Data items:
## START
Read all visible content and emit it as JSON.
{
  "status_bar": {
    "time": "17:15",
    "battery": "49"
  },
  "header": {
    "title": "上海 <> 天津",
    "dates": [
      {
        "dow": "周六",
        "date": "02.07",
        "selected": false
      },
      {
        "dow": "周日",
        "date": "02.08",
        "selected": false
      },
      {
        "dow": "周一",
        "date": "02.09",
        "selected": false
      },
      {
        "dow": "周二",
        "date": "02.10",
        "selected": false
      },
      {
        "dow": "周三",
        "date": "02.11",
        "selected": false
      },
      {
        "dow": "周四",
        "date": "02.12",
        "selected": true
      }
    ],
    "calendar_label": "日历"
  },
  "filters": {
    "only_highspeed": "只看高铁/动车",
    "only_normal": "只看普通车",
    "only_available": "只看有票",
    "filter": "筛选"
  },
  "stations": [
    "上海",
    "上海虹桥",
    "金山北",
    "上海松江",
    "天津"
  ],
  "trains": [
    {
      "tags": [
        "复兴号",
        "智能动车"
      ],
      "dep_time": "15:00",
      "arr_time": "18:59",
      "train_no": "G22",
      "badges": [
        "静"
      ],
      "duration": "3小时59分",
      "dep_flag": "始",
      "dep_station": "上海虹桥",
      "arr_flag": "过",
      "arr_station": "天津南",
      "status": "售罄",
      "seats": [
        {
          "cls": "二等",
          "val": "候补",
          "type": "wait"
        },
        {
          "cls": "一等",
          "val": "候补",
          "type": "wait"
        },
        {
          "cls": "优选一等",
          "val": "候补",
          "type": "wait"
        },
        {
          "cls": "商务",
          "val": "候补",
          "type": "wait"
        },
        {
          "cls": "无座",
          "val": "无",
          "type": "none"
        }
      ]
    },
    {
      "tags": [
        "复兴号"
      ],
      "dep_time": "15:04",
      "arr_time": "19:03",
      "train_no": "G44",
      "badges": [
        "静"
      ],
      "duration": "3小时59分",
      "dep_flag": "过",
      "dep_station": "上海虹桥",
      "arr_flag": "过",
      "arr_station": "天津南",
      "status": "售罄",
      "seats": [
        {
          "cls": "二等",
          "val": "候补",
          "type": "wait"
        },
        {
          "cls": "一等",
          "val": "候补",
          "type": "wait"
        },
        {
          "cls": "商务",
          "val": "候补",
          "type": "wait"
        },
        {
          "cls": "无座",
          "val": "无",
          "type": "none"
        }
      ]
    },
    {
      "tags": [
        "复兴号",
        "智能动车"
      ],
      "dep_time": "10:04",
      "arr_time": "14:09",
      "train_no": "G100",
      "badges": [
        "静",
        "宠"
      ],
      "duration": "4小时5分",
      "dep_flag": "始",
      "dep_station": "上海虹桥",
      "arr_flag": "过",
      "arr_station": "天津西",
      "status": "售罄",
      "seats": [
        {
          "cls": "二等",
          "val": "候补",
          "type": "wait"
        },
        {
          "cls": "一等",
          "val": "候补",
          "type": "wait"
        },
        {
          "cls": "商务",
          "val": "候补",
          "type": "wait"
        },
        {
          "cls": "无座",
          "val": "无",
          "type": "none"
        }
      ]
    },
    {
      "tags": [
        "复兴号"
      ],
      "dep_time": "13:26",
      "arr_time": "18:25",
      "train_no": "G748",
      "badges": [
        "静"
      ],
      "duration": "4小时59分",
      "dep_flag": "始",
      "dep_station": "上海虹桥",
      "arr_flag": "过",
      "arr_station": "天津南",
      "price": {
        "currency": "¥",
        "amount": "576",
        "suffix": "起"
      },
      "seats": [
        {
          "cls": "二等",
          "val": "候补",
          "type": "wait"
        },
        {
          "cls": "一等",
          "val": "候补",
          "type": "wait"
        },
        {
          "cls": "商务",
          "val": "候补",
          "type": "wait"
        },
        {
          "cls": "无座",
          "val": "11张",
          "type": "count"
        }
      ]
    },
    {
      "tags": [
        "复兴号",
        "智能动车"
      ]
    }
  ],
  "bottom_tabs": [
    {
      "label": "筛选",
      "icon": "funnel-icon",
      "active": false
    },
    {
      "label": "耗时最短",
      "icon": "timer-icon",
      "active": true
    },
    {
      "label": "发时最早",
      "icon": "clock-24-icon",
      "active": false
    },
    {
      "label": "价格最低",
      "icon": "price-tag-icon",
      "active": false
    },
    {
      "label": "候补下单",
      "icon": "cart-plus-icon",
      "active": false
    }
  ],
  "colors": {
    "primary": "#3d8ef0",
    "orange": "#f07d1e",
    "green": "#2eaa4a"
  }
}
## END
> _AIM_: The records above should be duplicated in full, exactly as given.

> _EXPECTED ANSWER_:
Read all visible content and emit it as JSON.
{
  "status_bar": {
    "time": "17:15",
    "battery": "49"
  },
  "header": {
    "title": "上海 <> 天津",
    "dates": [
      {
        "dow": "周六",
        "date": "02.07",
        "selected": false
      },
      {
        "dow": "周日",
        "date": "02.08",
        "selected": false
      },
      {
        "dow": "周一",
        "date": "02.09",
        "selected": false
      },
      {
        "dow": "周二",
        "date": "02.10",
        "selected": false
      },
      {
        "dow": "周三",
        "date": "02.11",
        "selected": false
      },
      {
        "dow": "周四",
        "date": "02.12",
        "selected": true
      }
    ],
    "calendar_label": "日历"
  },
  "filters": {
    "only_highspeed": "只看高铁/动车",
    "only_normal": "只看普通车",
    "only_available": "只看有票",
    "filter": "筛选"
  },
  "stations": [
    "上海",
    "上海虹桥",
    "金山北",
    "上海松江",
    "天津"
  ],
  "trains": [
    {
      "tags": [
        "复兴号",
        "智能动车"
      ],
      "dep_time": "15:00",
      "arr_time": "18:59",
      "train_no": "G22",
      "badges": [
        "静"
      ],
      "duration": "3小时59分",
      "dep_flag": "始",
      "dep_station": "上海虹桥",
      "arr_flag": "过",
      "arr_station": "天津南",
      "status": "售罄",
      "seats": [
        {
          "cls": "二等",
          "val": "候补",
          "type": "wait"
        },
        {
          "cls": "一等",
          "val": "候补",
          "type": "wait"
        },
        {
          "cls": "优选一等",
          "val": "候补",
          "type": "wait"
        },
        {
          "cls": "商务",
          "val": "候补",
          "type": "wait"
        },
        {
          "cls": "无座",
          "val": "无",
          "type": "none"
        }
      ]
    },
    {
      "tags": [
        "复兴号"
      ],
      "dep_time": "15:04",
      "arr_time": "19:03",
      "train_no": "G44",
      "badges": [
        "静"
      ],
      "duration": "3小时59分",
      "dep_flag": "过",
      "dep_station": "上海虹桥",
      "arr_flag": "过",
      "arr_station": "天津南",
      "status": "售罄",
      "seats": [
        {
          "cls": "二等",
          "val": "候补",
          "type": "wait"
        },
        {
          "cls": "一等",
          "val": "候补",
          "type": "wait"
        },
        {
          "cls": "商务",
          "val": "候补",
          "type": "wait"
        },
        {
          "cls": "无座",
          "val": "无",
          "type": "none"
        }
      ]
    },
    {
      "tags": [
        "复兴号",
        "智能动车"
      ],
      "dep_time": "10:04",
      "arr_time": "14:09",
      "train_no": "G100",
      "badges": [
        "静",
        "宠"
      ],
      "duration": "4小时5分",
      "dep_flag": "始",
      "dep_station": "上海虹桥",
      "arr_flag": "过",
      "arr_station": "天津西",
      "status": "售罄",
      "seats": [
        {
          "cls": "二等",
          "val": "候补",
          "type": "wait"
        },
        {
          "cls": "一等",
          "val": "候补",
          "type": "wait"
        },
        {
          "cls": "商务",
          "val": "候补",
          "type": "wait"
        },
        {
          "cls": "无座",
          "val": "无",
          "type": "none"
        }
      ]
    },
    {
      "tags": [
        "复兴号"
      ],
      "dep_time": "13:26",
      "arr_time": "18:25",
      "train_no": "G748",
      "badges": [
        "静"
      ],
      "duration": "4小时59分",
      "dep_flag": "始",
      "dep_station": "上海虹桥",
      "arr_flag": "过",
      "arr_station": "天津南",
      "price": {
        "currency": "¥",
        "amount": "576",
        "suffix": "起"
      },
      "seats": [
        {
          "cls": "二等",
          "val": "候补",
          "type": "wait"
        },
        {
          "cls": "一等",
          "val": "候补",
          "type": "wait"
        },
        {
          "cls": "商务",
          "val": "候补",
          "type": "wait"
        },
        {
          "cls": "无座",
          "val": "11张",
          "type": "count"
        }
      ]
    },
    {
      "tags": [
        "复兴号",
        "智能动车"
      ]
    }
  ],
  "bottom_tabs": [
    {
      "label": "筛选",
      "icon": "funnel-icon",
      "active": false
    },
    {
      "label": "耗时最短",
      "icon": "timer-icon",
      "active": true
    },
    {
      "label": "发时最早",
      "icon": "clock-24-icon",
      "active": false
    },
    {
      "label": "价格最低",
      "icon": "price-tag-icon",
      "active": false
    },
    {
      "label": "候补下单",
      "icon": "cart-plus-icon",
      "active": false
    }
  ],
  "colors": {
    "primary": "#3d8ef0",
    "orange": "#f07d1e",
    "green": "#2eaa4a"
  }
}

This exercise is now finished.